* _YOUR INSTRUCTIONS_:
State how many lines of the listing below contain the word "name", giving only the number.

* _DATA FOR THE TASK_:
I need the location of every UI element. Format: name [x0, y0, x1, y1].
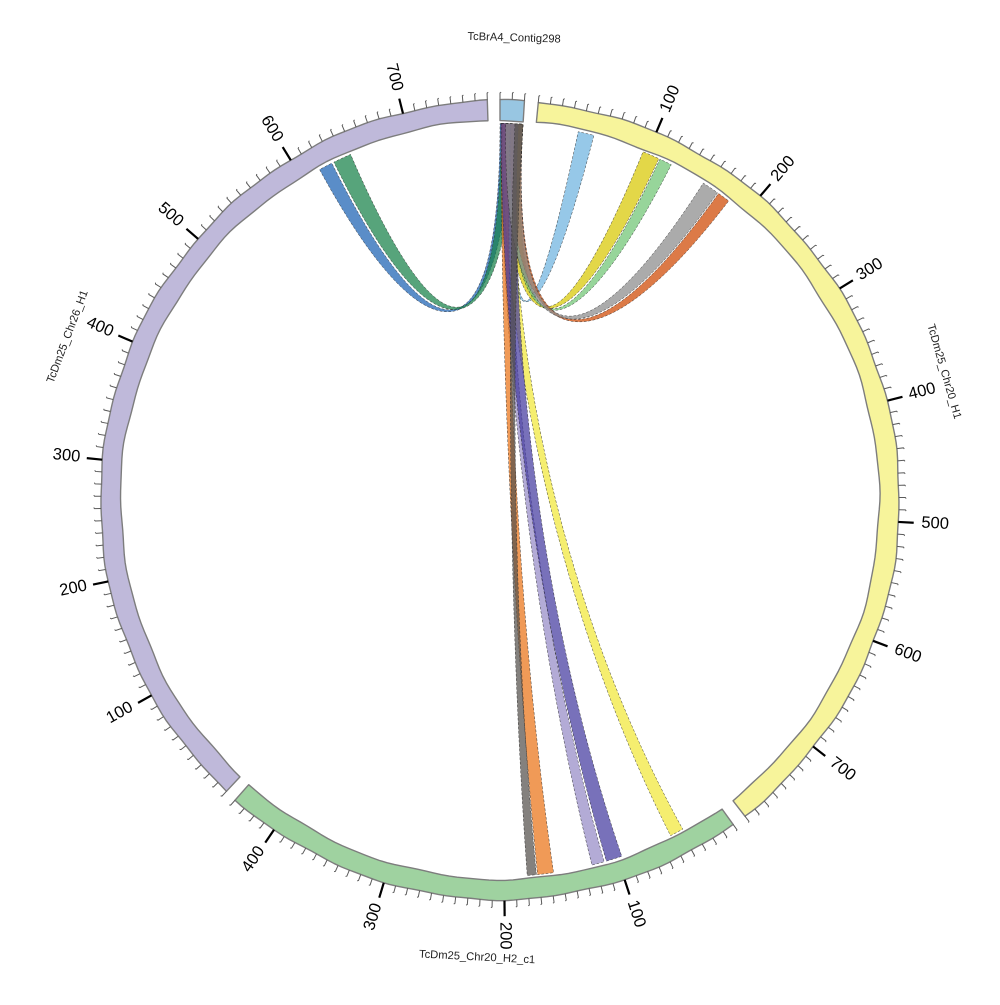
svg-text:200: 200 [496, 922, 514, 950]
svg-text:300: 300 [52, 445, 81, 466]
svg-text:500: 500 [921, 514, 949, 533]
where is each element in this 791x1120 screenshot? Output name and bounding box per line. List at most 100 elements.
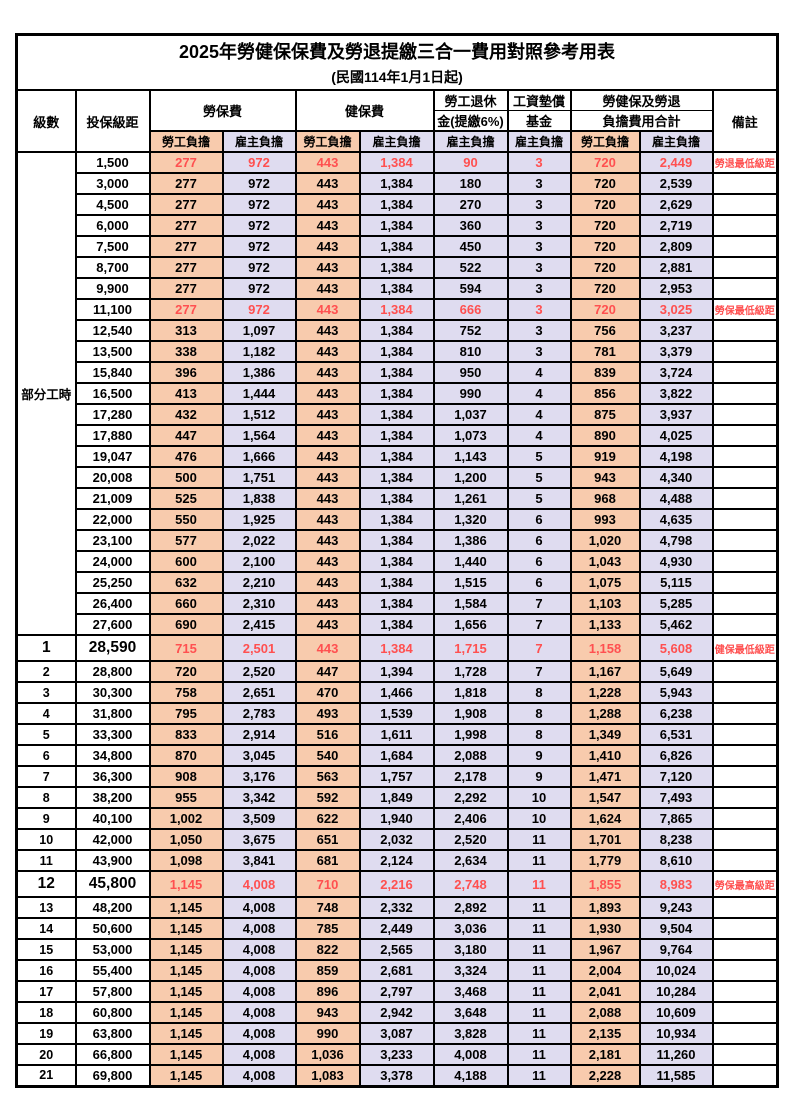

* _RESPONSE_:
2